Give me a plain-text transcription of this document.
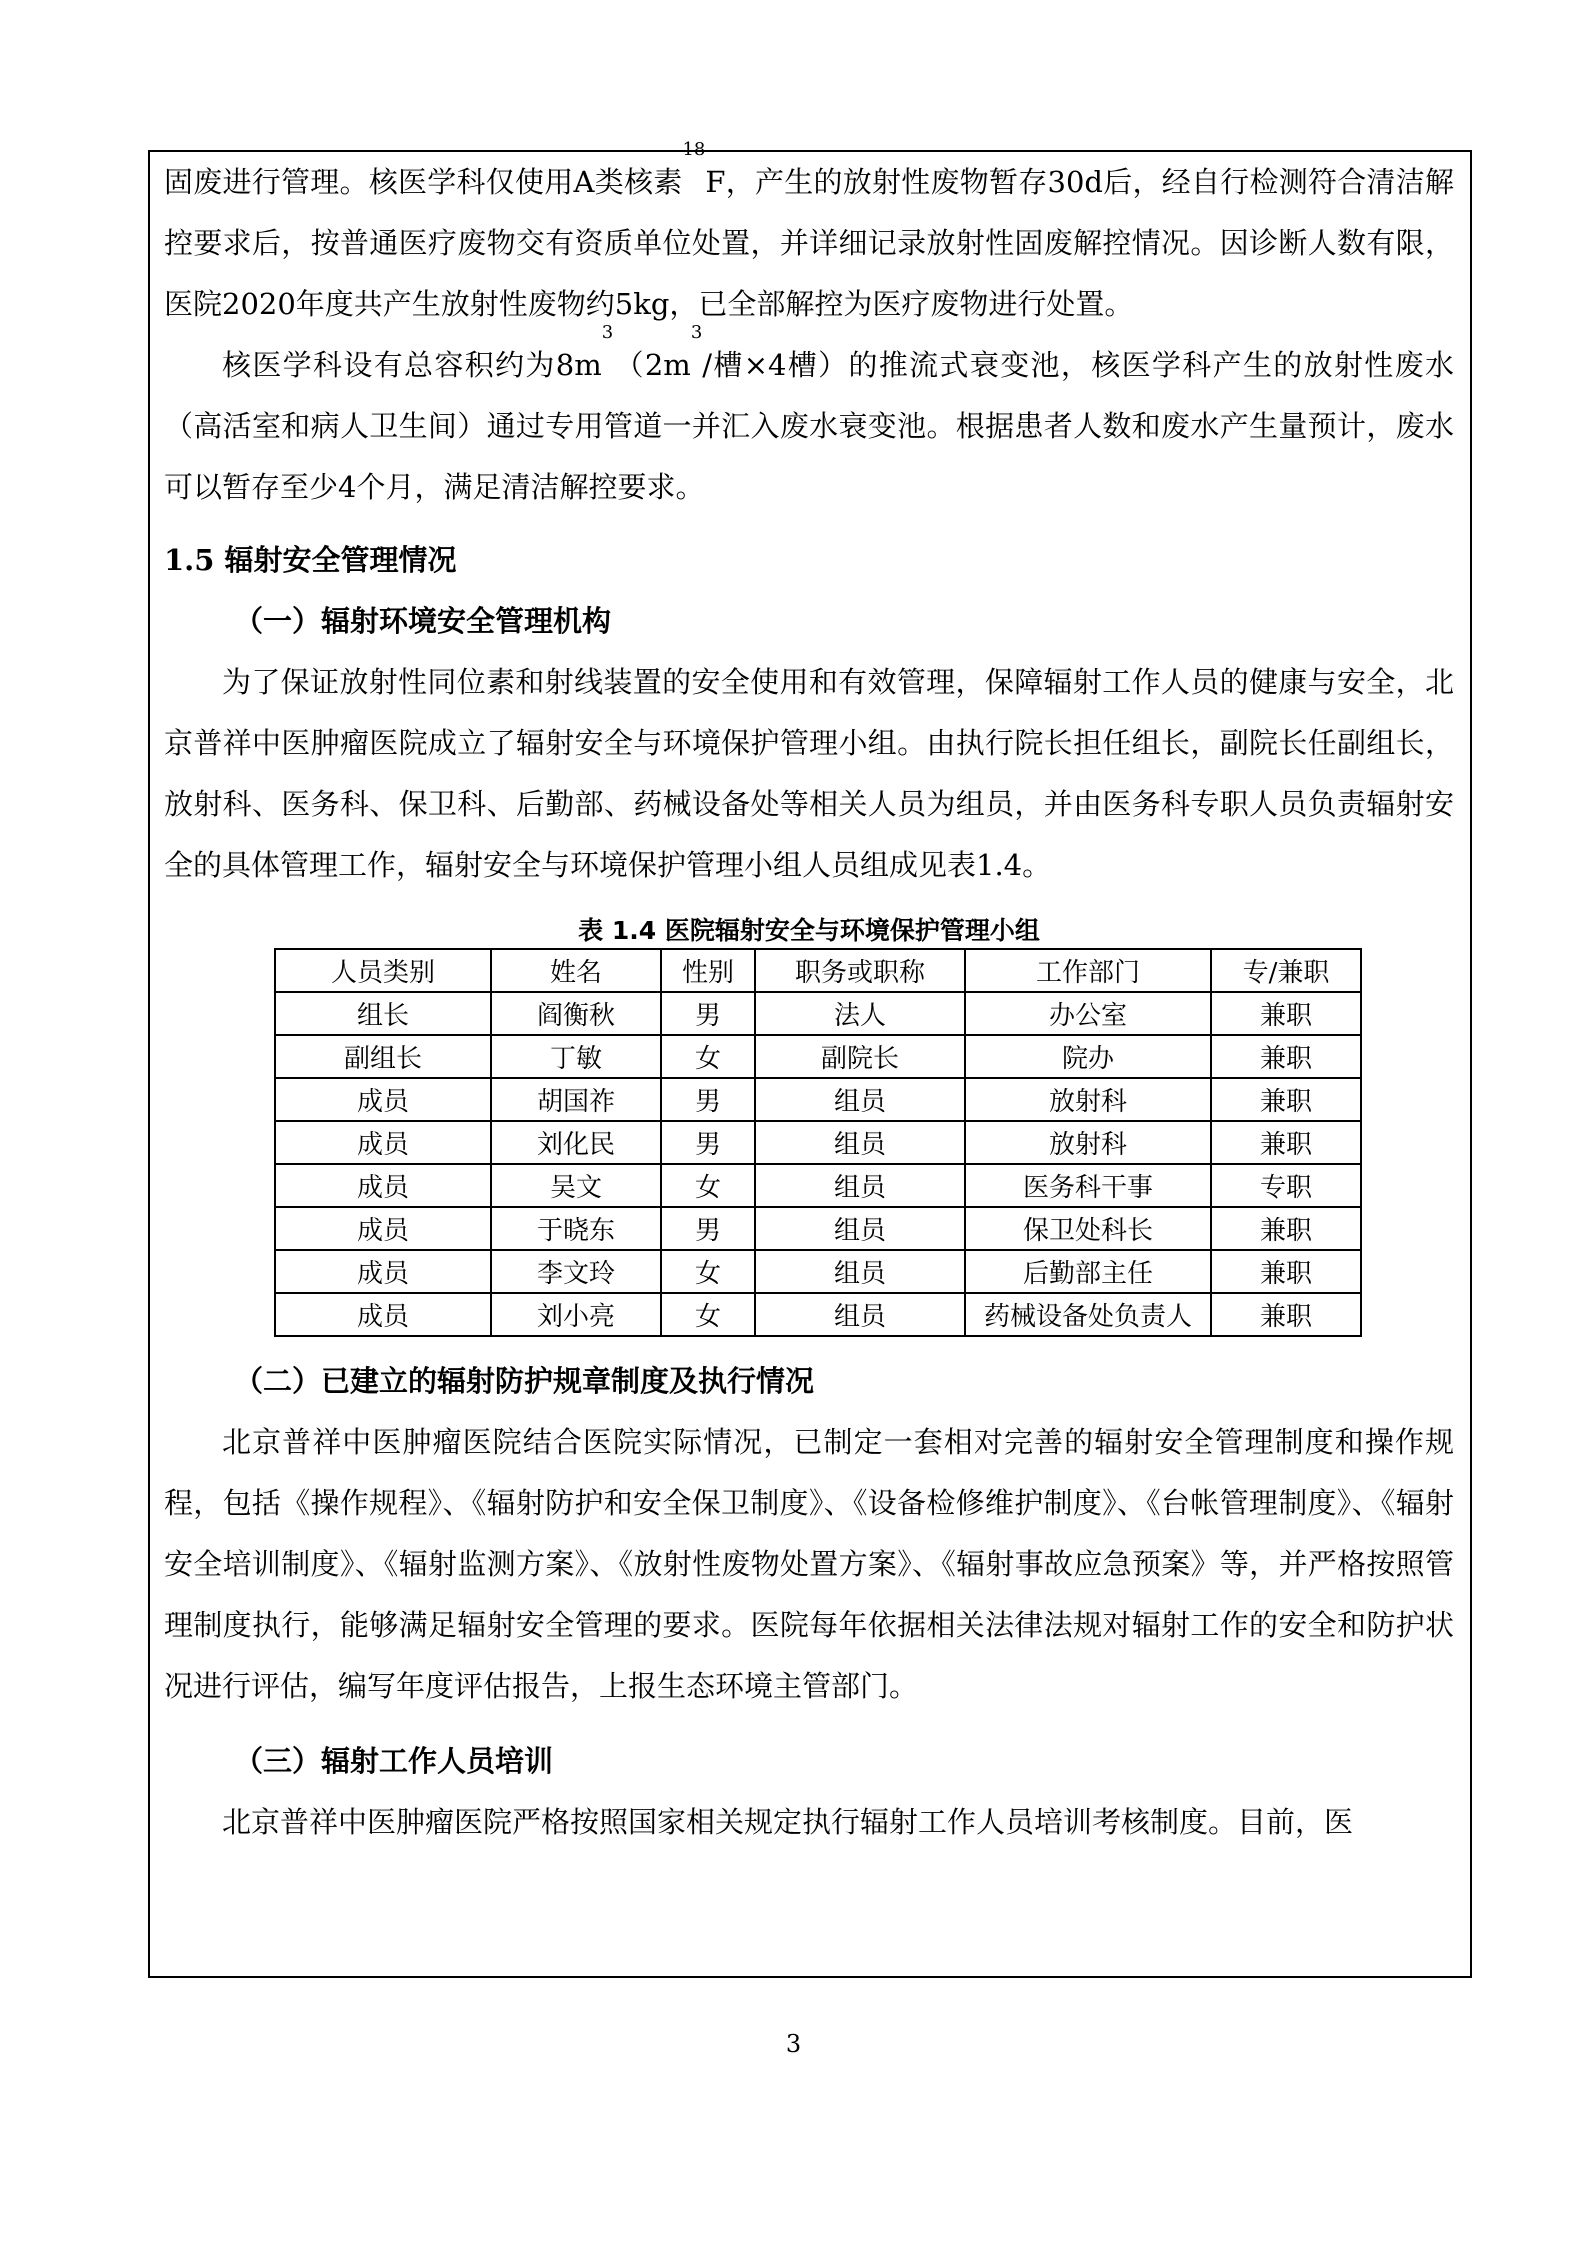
固废进行管理。核医学科仅使用A类核素$^{18}$F，产生的放射性废物暂存30d后，经自行检测符合清洁解控要求后，按普通医疗废物交有资质单位处置，并详细记录放射性固废解控情况。因诊断人数有限，医院2020年度共产生放射性废物约5kg，已全部解控为医疗废物进行处置。

核医学科设有总容积约为$8m^3(2m^3/$槽×4槽）的推流式衰变池，核医学科产生的放射性废水（高活室和病人卫生间）通过专用管道一并汇入废水衰变池。根据患者人数和废水产生量预计，废水可以暂存至少4个月，满足清洁解控要求。

1.5 辐射安全管理情况
（一）辐射环境安全管理机构

为了保证放射性同位素和射线装置的安全使用和有效管理，保障辐射工作人员的健康与安全，北京普祥中医肿瘤医院成立了辐射安全与环境保护管理小组。由执行院长担任组长，副院长任副组长，放射科、医务科、保卫科、后勤部、药械设备处等相关人员为组员，并由医务科专职人员负责辐射安全的具体管理工作，辐射安全与环境保护管理小组人员组成见表1.4。

表 1.4 医院辐射安全与环境保护管理小组
人员类别	姓名	性别	职务或职称	工作部门	专/兼职
组长	阎衡秋	男	法人	办公室	兼职
副组长	丁敏	女	副院长	院办	兼职
成员	胡国祚	男	组员	放射科	兼职
成员	刘化民	男	组员	放射科	兼职
成员	吴文	女	组员	医务科干事	专职
成员	于晓东	男	组员	保卫处科长	兼职
成员	李文玲	女	组员	后勤部主任	兼职
成员	刘小亮	女	组员	药械设备处负责人	兼职
（二）已建立的辐射防护规章制度及执行情况

北京普祥中医肿瘤医院结合医院实际情况，已制定一套相对完善的辐射安全管理制度和操作规程，包括《操作规程》、《辐射防护和安全保卫制度》、《设备检修维护制度》、《台帐管理制度》、《辐射安全培训制度》、《辐射监测方案》、《放射性废物处置方案》、《辐射事故应急预案》等，并严格按照管理制度执行，能够满足辐射安全管理的要求。医院每年依据相关法律法规对辐射工作的安全和防护状况进行评估，编写年度评估报告，上报生态环境主管部门。

（三）辐射工作人员培训

北京普祥中医肿瘤医院严格按照国家相关规定执行辐射工作人员培训考核制度。目前，医

3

▶ _Work to be completed_
Every record must be copied exactly, with images dropped from the result.

▶ _Problem solution_
Give me a plain-text transcription of this document.
固废进行管理。核医学科仅使用A类核素$^{18}$F，产生的放射性废物暂存30d后，经自行检测符合清洁解控要求后，按普通医疗废物交有资质单位处置，并详细记录放射性固废解控情况。因诊断人数有限，医院2020年度共产生放射性废物约5kg，已全部解控为医疗废物进行处置。

核医学科设有总容积约为$8m^3(2m^3/$槽×4槽）的推流式衰变池，核医学科产生的放射性废水（高活室和病人卫生间）通过专用管道一并汇入废水衰变池。根据患者人数和废水产生量预计，废水可以暂存至少4个月，满足清洁解控要求。

1.5 辐射安全管理情况
（一）辐射环境安全管理机构

为了保证放射性同位素和射线装置的安全使用和有效管理，保障辐射工作人员的健康与安全，北京普祥中医肿瘤医院成立了辐射安全与环境保护管理小组。由执行院长担任组长，副院长任副组长，放射科、医务科、保卫科、后勤部、药械设备处等相关人员为组员，并由医务科专职人员负责辐射安全的具体管理工作，辐射安全与环境保护管理小组人员组成见表1.4。

表 1.4 医院辐射安全与环境保护管理小组
人员类别	姓名	性别	职务或职称	工作部门	专/兼职
组长	阎衡秋	男	法人	办公室	兼职
副组长	丁敏	女	副院长	院办	兼职
成员	胡国祚	男	组员	放射科	兼职
成员	刘化民	男	组员	放射科	兼职
成员	吴文	女	组员	医务科干事	专职
成员	于晓东	男	组员	保卫处科长	兼职
成员	李文玲	女	组员	后勤部主任	兼职
成员	刘小亮	女	组员	药械设备处负责人	兼职
（二）已建立的辐射防护规章制度及执行情况

北京普祥中医肿瘤医院结合医院实际情况，已制定一套相对完善的辐射安全管理制度和操作规程，包括《操作规程》、《辐射防护和安全保卫制度》、《设备检修维护制度》、《台帐管理制度》、《辐射安全培训制度》、《辐射监测方案》、《放射性废物处置方案》、《辐射事故应急预案》等，并严格按照管理制度执行，能够满足辐射安全管理的要求。医院每年依据相关法律法规对辐射工作的安全和防护状况进行评估，编写年度评估报告，上报生态环境主管部门。

（三）辐射工作人员培训

北京普祥中医肿瘤医院严格按照国家相关规定执行辐射工作人员培训考核制度。目前，医

3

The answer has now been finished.